▸ **Dataset entries**:
[Start]
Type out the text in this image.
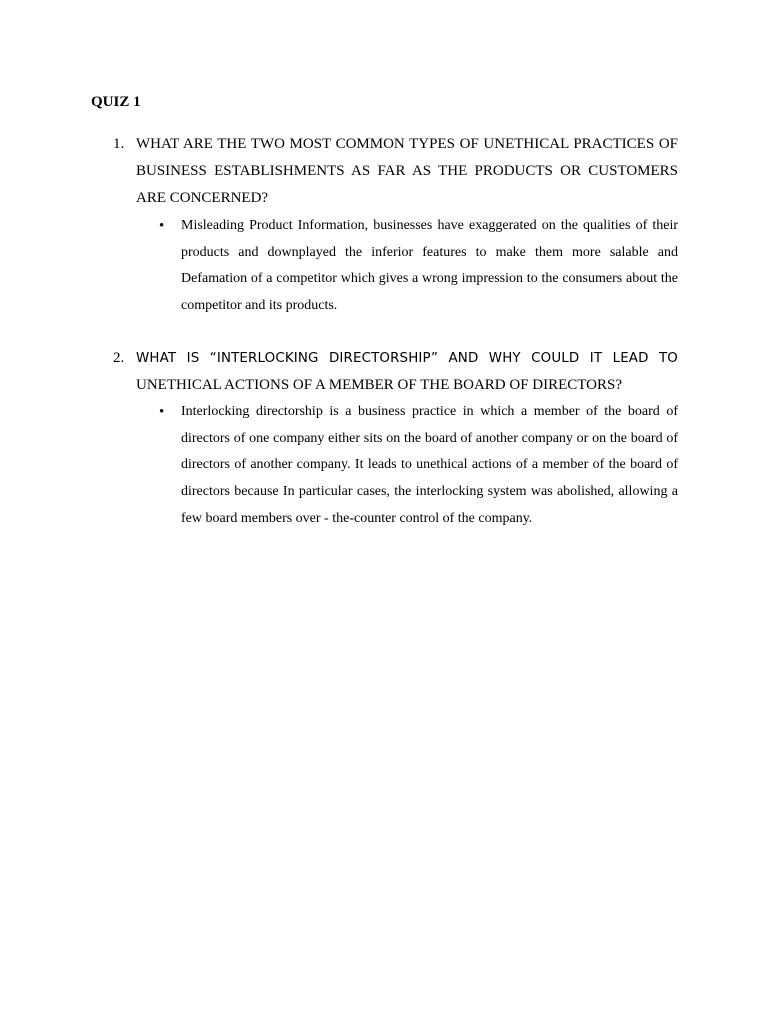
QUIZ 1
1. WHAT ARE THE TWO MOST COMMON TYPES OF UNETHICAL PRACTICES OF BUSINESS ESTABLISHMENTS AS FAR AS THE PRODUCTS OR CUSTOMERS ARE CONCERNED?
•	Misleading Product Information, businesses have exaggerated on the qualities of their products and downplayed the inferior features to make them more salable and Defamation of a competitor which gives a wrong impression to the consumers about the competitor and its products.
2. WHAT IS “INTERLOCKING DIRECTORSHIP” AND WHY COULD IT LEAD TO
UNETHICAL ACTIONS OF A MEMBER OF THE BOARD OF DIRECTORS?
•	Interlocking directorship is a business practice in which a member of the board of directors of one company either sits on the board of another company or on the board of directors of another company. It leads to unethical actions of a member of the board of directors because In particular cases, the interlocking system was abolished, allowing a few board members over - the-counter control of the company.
[End]
▸ **What you have to do**: Retype all the records shown above, character for character. Omit every picture.

▸ **Response to this exercise**:
Type out the text in this image.
QUIZ 1
1. WHAT ARE THE TWO MOST COMMON TYPES OF UNETHICAL PRACTICES OF BUSINESS ESTABLISHMENTS AS FAR AS THE PRODUCTS OR CUSTOMERS ARE CONCERNED?
•	Misleading Product Information, businesses have exaggerated on the qualities of their products and downplayed the inferior features to make them more salable and Defamation of a competitor which gives a wrong impression to the consumers about the competitor and its products.
2. WHAT IS “INTERLOCKING DIRECTORSHIP” AND WHY COULD IT LEAD TO
UNETHICAL ACTIONS OF A MEMBER OF THE BOARD OF DIRECTORS?
•	Interlocking directorship is a business practice in which a member of the board of directors of one company either sits on the board of another company or on the board of directors of another company. It leads to unethical actions of a member of the board of directors because In particular cases, the interlocking system was abolished, allowing a few board members over - the-counter control of the company.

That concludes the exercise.